Exercise prompt: Find every line with the word "JSON". Copy those lines.

Excerpted data:
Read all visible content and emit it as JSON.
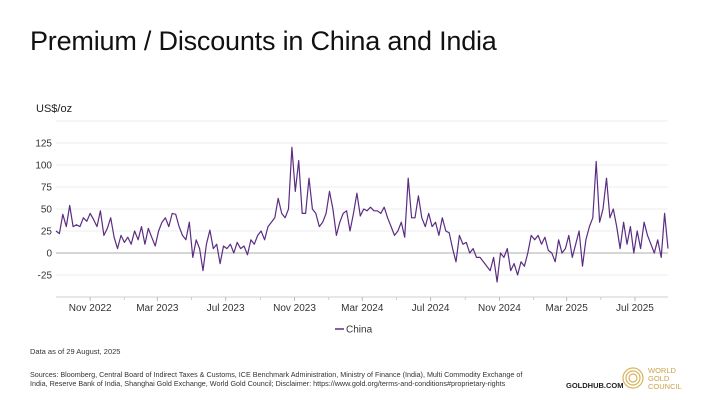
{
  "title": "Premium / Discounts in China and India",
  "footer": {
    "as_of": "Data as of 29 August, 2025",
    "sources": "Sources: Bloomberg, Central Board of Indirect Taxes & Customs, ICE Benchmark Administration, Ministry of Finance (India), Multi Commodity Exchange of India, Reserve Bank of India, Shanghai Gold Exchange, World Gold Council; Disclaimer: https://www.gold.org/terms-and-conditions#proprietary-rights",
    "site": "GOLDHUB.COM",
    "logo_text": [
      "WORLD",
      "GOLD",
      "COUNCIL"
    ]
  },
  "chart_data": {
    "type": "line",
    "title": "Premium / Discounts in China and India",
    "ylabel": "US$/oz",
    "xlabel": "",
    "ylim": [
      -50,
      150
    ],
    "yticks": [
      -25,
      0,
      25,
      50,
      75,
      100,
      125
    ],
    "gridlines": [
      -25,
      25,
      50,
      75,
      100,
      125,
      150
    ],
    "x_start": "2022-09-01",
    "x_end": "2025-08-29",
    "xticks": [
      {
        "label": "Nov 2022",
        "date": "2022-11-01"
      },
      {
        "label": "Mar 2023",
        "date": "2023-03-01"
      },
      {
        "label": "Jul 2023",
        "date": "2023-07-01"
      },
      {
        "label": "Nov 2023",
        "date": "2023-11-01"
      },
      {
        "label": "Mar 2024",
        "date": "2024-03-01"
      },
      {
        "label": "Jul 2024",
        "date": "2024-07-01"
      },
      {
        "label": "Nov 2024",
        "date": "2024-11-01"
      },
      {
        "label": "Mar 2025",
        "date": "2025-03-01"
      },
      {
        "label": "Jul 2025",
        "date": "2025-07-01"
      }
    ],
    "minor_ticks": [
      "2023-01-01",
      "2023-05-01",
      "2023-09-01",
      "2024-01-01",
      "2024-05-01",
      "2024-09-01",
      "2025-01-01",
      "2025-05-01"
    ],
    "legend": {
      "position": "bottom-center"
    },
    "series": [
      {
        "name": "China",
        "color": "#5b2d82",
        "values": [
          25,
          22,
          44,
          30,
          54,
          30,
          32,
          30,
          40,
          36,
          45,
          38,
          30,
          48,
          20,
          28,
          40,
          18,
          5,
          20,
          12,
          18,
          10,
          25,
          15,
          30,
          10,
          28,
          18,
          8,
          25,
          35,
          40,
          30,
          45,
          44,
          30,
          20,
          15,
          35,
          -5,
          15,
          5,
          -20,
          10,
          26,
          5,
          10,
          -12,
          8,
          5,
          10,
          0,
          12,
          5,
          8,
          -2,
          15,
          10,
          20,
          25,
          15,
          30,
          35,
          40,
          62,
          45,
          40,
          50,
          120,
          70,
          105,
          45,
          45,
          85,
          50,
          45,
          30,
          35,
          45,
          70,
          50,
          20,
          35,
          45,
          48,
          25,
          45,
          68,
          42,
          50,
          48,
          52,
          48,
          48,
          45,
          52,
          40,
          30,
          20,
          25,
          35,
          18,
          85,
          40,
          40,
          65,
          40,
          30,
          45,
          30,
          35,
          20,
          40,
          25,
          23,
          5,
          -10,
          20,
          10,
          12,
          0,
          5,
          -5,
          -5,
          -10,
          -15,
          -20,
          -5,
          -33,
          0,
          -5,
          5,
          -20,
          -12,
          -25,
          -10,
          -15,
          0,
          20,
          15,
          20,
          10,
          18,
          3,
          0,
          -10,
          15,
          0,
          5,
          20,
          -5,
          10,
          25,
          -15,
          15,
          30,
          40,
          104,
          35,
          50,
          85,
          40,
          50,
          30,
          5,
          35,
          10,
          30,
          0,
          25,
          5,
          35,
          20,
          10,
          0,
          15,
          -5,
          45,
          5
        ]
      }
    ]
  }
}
...
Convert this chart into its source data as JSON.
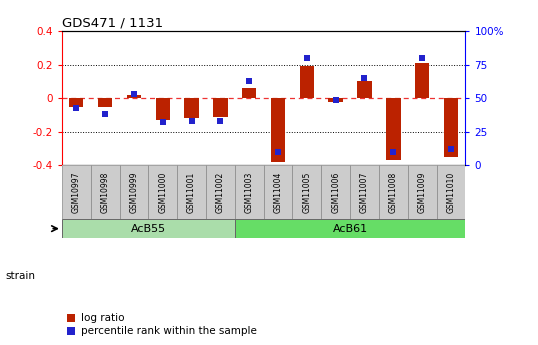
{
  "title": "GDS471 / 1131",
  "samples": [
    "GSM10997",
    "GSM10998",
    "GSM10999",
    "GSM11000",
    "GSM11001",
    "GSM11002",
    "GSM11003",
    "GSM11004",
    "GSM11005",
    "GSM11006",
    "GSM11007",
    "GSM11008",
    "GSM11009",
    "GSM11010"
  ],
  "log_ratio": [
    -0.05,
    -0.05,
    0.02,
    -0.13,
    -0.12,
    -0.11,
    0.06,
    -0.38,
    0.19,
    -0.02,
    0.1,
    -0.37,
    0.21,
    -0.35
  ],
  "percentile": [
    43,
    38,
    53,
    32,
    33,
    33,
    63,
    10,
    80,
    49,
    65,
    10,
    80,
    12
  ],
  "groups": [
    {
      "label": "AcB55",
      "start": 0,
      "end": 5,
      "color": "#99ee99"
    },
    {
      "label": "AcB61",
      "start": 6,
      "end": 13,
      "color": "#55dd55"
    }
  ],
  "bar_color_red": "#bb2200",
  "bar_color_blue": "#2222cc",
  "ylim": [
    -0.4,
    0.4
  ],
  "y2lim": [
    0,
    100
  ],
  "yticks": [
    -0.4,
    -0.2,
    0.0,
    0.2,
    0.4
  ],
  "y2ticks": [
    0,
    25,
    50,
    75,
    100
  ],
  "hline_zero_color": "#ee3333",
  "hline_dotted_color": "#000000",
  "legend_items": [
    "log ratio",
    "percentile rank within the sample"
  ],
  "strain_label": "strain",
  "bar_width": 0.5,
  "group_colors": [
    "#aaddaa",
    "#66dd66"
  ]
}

Solution to the problem:
Read all visible content and emit it as JSON.
Convert this chart into its source data as JSON.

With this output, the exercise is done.